Problem description:
Restate all the material verbatim, except for the pictures.

Figure dataset records
____

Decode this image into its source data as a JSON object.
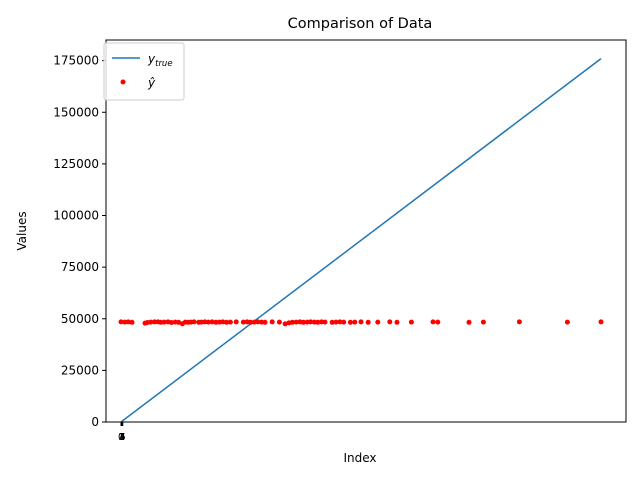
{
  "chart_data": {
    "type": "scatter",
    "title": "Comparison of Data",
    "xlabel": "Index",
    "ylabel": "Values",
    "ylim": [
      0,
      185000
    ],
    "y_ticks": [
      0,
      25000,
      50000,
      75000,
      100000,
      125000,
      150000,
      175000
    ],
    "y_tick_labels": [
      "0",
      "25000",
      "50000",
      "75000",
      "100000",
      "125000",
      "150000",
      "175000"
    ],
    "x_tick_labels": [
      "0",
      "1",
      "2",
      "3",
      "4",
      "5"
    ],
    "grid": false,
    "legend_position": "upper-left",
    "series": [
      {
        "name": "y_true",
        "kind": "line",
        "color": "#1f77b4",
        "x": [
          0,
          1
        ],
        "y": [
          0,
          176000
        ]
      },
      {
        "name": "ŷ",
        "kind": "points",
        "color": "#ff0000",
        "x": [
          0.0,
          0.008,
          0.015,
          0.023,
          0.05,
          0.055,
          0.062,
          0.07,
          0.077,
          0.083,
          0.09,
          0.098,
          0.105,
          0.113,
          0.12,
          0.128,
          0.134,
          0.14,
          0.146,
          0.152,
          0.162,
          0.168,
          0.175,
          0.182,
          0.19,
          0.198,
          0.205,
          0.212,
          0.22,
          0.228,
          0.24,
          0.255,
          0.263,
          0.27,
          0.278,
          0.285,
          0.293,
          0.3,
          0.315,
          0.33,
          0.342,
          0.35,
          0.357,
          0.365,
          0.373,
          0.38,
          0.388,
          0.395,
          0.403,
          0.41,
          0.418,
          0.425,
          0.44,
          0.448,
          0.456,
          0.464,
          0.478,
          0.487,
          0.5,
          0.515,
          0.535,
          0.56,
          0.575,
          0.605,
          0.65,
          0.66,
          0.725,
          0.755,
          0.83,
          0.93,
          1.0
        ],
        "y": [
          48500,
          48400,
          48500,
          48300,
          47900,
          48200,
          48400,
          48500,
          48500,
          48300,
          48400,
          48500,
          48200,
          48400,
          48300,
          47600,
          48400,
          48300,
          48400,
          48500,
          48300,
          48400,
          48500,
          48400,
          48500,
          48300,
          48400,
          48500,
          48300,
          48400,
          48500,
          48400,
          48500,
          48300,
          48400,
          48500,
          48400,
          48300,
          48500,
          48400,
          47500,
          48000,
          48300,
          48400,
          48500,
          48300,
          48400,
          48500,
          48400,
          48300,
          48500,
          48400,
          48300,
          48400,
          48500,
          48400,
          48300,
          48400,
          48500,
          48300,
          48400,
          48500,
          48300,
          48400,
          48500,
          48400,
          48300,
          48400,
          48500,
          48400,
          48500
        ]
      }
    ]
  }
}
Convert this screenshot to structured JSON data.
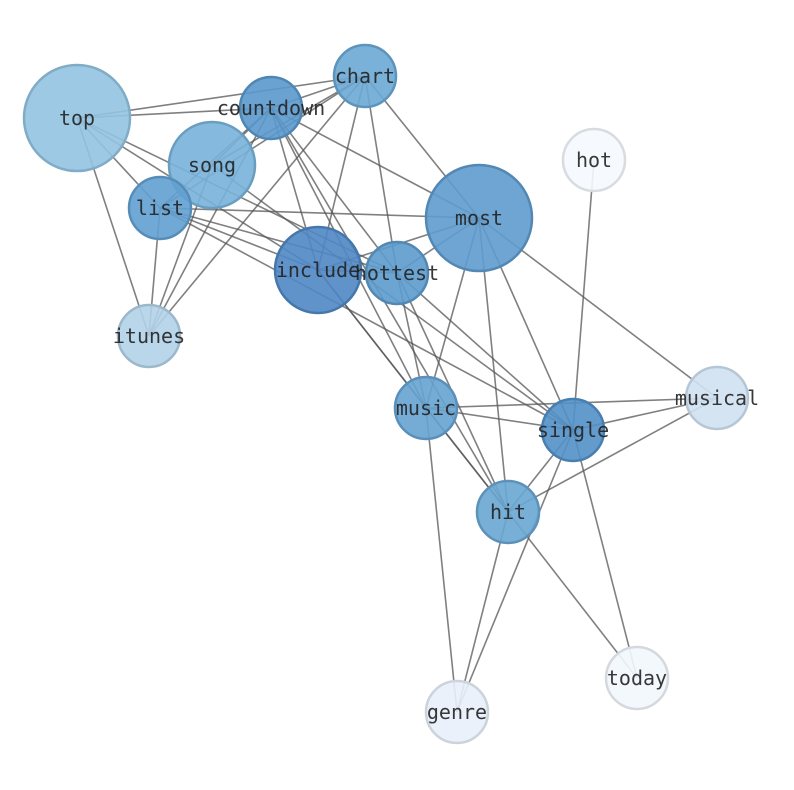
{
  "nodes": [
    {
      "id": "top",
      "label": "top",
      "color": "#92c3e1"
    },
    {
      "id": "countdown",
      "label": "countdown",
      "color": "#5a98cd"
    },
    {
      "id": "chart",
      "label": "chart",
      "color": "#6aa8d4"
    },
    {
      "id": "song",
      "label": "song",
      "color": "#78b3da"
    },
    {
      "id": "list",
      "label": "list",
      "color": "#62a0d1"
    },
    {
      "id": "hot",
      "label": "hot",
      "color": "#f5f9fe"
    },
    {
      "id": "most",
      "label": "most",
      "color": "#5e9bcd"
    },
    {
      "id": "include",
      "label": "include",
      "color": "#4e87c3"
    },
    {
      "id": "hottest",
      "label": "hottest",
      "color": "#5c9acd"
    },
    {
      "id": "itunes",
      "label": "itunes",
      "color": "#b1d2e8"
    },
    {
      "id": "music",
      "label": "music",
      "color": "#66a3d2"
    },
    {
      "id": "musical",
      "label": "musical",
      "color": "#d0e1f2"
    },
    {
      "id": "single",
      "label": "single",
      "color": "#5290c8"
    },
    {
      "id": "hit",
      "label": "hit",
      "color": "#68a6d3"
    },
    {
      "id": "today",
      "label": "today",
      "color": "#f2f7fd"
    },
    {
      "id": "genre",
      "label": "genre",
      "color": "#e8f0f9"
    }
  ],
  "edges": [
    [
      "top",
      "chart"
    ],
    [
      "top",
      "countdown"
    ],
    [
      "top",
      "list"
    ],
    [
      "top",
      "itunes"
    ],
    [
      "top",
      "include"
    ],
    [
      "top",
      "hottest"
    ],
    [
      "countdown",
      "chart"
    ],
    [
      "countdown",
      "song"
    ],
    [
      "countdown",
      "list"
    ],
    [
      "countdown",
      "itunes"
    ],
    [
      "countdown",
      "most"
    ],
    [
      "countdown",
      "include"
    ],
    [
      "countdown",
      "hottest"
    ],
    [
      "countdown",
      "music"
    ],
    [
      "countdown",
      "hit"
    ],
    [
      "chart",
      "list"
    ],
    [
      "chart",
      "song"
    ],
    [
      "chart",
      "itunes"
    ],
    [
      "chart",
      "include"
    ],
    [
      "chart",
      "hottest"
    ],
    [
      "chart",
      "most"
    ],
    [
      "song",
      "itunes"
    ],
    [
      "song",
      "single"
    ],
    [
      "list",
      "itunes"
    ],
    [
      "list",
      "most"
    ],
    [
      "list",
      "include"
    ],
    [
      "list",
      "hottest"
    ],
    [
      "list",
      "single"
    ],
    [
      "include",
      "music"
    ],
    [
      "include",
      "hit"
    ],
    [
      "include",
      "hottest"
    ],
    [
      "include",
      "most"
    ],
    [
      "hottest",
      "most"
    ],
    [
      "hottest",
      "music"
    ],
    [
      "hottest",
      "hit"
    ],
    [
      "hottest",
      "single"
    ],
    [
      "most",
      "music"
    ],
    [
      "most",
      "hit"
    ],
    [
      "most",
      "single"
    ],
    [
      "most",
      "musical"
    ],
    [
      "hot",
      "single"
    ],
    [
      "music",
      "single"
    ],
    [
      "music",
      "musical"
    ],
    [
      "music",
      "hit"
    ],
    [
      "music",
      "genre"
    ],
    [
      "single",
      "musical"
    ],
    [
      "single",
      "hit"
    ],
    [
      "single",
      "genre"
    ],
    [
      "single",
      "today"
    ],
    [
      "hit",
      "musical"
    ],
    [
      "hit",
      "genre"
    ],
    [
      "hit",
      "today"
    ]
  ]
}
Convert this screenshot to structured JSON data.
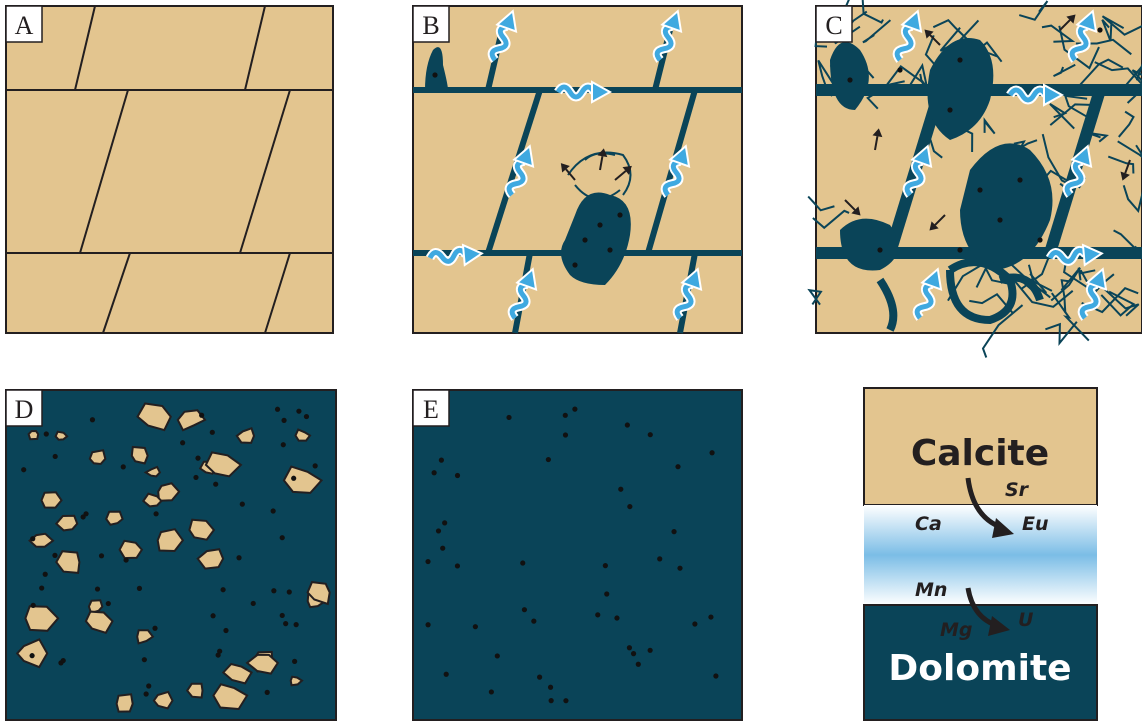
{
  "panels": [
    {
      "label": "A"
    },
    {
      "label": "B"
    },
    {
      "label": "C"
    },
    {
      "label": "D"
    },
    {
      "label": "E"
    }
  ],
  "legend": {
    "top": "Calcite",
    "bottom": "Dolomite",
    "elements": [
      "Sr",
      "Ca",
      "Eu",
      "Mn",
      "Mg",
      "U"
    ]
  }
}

____

Exercise solution:
Decode this image into its source data as a JSON object.
{
  "chart_data": {
    "type": "scatter",
    "title": "Comparison of Data",
    "xlabel": "Index",
    "ylabel": "Values",
    "ylim": [
      0,
      185000
    ],
    "y_ticks": [
      0,
      25000,
      50000,
      75000,
      100000,
      125000,
      150000,
      175000
    ],
    "y_tick_labels": [
      "0",
      "25000",
      "50000",
      "75000",
      "100000",
      "125000",
      "150000",
      "175000"
    ],
    "x_tick_labels": [
      "0",
      "1",
      "2",
      "3",
      "4",
      "5"
    ],
    "grid": false,
    "legend_position": "upper-left",
    "series": [
      {
        "name": "y_true",
        "kind": "line",
        "color": "#1f77b4",
        "x": [
          0,
          1
        ],
        "y": [
          0,
          176000
        ]
      },
      {
        "name": "ŷ",
        "kind": "points",
        "color": "#ff0000",
        "x": [
          0.0,
          0.008,
          0.015,
          0.023,
          0.05,
          0.055,
          0.062,
          0.07,
          0.077,
          0.083,
          0.09,
          0.098,
          0.105,
          0.113,
          0.12,
          0.128,
          0.134,
          0.14,
          0.146,
          0.152,
          0.162,
          0.168,
          0.175,
          0.182,
          0.19,
          0.198,
          0.205,
          0.212,
          0.22,
          0.228,
          0.24,
          0.255,
          0.263,
          0.27,
          0.278,
          0.285,
          0.293,
          0.3,
          0.315,
          0.33,
          0.342,
          0.35,
          0.357,
          0.365,
          0.373,
          0.38,
          0.388,
          0.395,
          0.403,
          0.41,
          0.418,
          0.425,
          0.44,
          0.448,
          0.456,
          0.464,
          0.478,
          0.487,
          0.5,
          0.515,
          0.535,
          0.56,
          0.575,
          0.605,
          0.65,
          0.66,
          0.725,
          0.755,
          0.83,
          0.93,
          1.0
        ],
        "y": [
          48500,
          48400,
          48500,
          48300,
          47900,
          48200,
          48400,
          48500,
          48500,
          48300,
          48400,
          48500,
          48200,
          48400,
          48300,
          47600,
          48400,
          48300,
          48400,
          48500,
          48300,
          48400,
          48500,
          48400,
          48500,
          48300,
          48400,
          48500,
          48300,
          48400,
          48500,
          48400,
          48500,
          48300,
          48400,
          48500,
          48400,
          48300,
          48500,
          48400,
          47500,
          48000,
          48300,
          48400,
          48500,
          48300,
          48400,
          48500,
          48400,
          48300,
          48500,
          48400,
          48300,
          48400,
          48500,
          48400,
          48300,
          48400,
          48500,
          48300,
          48400,
          48500,
          48300,
          48400,
          48500,
          48400,
          48300,
          48400,
          48500,
          48400,
          48500
        ]
      }
    ]
  }
}
Convert this screenshot to structured JSON data.
{
  "nodes": [
    {
      "id": "top",
      "label": "top",
      "color": "#92c3e1"
    },
    {
      "id": "countdown",
      "label": "countdown",
      "color": "#5a98cd"
    },
    {
      "id": "chart",
      "label": "chart",
      "color": "#6aa8d4"
    },
    {
      "id": "song",
      "label": "song",
      "color": "#78b3da"
    },
    {
      "id": "list",
      "label": "list",
      "color": "#62a0d1"
    },
    {
      "id": "hot",
      "label": "hot",
      "color": "#f5f9fe"
    },
    {
      "id": "most",
      "label": "most",
      "color": "#5e9bcd"
    },
    {
      "id": "include",
      "label": "include",
      "color": "#4e87c3"
    },
    {
      "id": "hottest",
      "label": "hottest",
      "color": "#5c9acd"
    },
    {
      "id": "itunes",
      "label": "itunes",
      "color": "#b1d2e8"
    },
    {
      "id": "music",
      "label": "music",
      "color": "#66a3d2"
    },
    {
      "id": "musical",
      "label": "musical",
      "color": "#d0e1f2"
    },
    {
      "id": "single",
      "label": "single",
      "color": "#5290c8"
    },
    {
      "id": "hit",
      "label": "hit",
      "color": "#68a6d3"
    },
    {
      "id": "today",
      "label": "today",
      "color": "#f2f7fd"
    },
    {
      "id": "genre",
      "label": "genre",
      "color": "#e8f0f9"
    }
  ],
  "edges": [
    [
      "top",
      "chart"
    ],
    [
      "top",
      "countdown"
    ],
    [
      "top",
      "list"
    ],
    [
      "top",
      "itunes"
    ],
    [
      "top",
      "include"
    ],
    [
      "top",
      "hottest"
    ],
    [
      "countdown",
      "chart"
    ],
    [
      "countdown",
      "song"
    ],
    [
      "countdown",
      "list"
    ],
    [
      "countdown",
      "itunes"
    ],
    [
      "countdown",
      "most"
    ],
    [
      "countdown",
      "include"
    ],
    [
      "countdown",
      "hottest"
    ],
    [
      "countdown",
      "music"
    ],
    [
      "countdown",
      "hit"
    ],
    [
      "chart",
      "list"
    ],
    [
      "chart",
      "song"
    ],
    [
      "chart",
      "itunes"
    ],
    [
      "chart",
      "include"
    ],
    [
      "chart",
      "hottest"
    ],
    [
      "chart",
      "most"
    ],
    [
      "song",
      "itunes"
    ],
    [
      "song",
      "single"
    ],
    [
      "list",
      "itunes"
    ],
    [
      "list",
      "most"
    ],
    [
      "list",
      "include"
    ],
    [
      "list",
      "hottest"
    ],
    [
      "list",
      "single"
    ],
    [
      "include",
      "music"
    ],
    [
      "include",
      "hit"
    ],
    [
      "include",
      "hottest"
    ],
    [
      "include",
      "most"
    ],
    [
      "hottest",
      "most"
    ],
    [
      "hottest",
      "music"
    ],
    [
      "hottest",
      "hit"
    ],
    [
      "hottest",
      "single"
    ],
    [
      "most",
      "music"
    ],
    [
      "most",
      "hit"
    ],
    [
      "most",
      "single"
    ],
    [
      "most",
      "musical"
    ],
    [
      "hot",
      "single"
    ],
    [
      "music",
      "single"
    ],
    [
      "music",
      "musical"
    ],
    [
      "music",
      "hit"
    ],
    [
      "music",
      "genre"
    ],
    [
      "single",
      "musical"
    ],
    [
      "single",
      "hit"
    ],
    [
      "single",
      "genre"
    ],
    [
      "single",
      "today"
    ],
    [
      "hit",
      "musical"
    ],
    [
      "hit",
      "genre"
    ],
    [
      "hit",
      "today"
    ]
  ]
}
Convert this screenshot to structured JSON data.
{
  "panels": [
    {
      "label": "A"
    },
    {
      "label": "B"
    },
    {
      "label": "C"
    },
    {
      "label": "D"
    },
    {
      "label": "E"
    }
  ],
  "legend": {
    "top": "Calcite",
    "bottom": "Dolomite",
    "elements": [
      "Sr",
      "Ca",
      "Eu",
      "Mn",
      "Mg",
      "U"
    ]
  }
}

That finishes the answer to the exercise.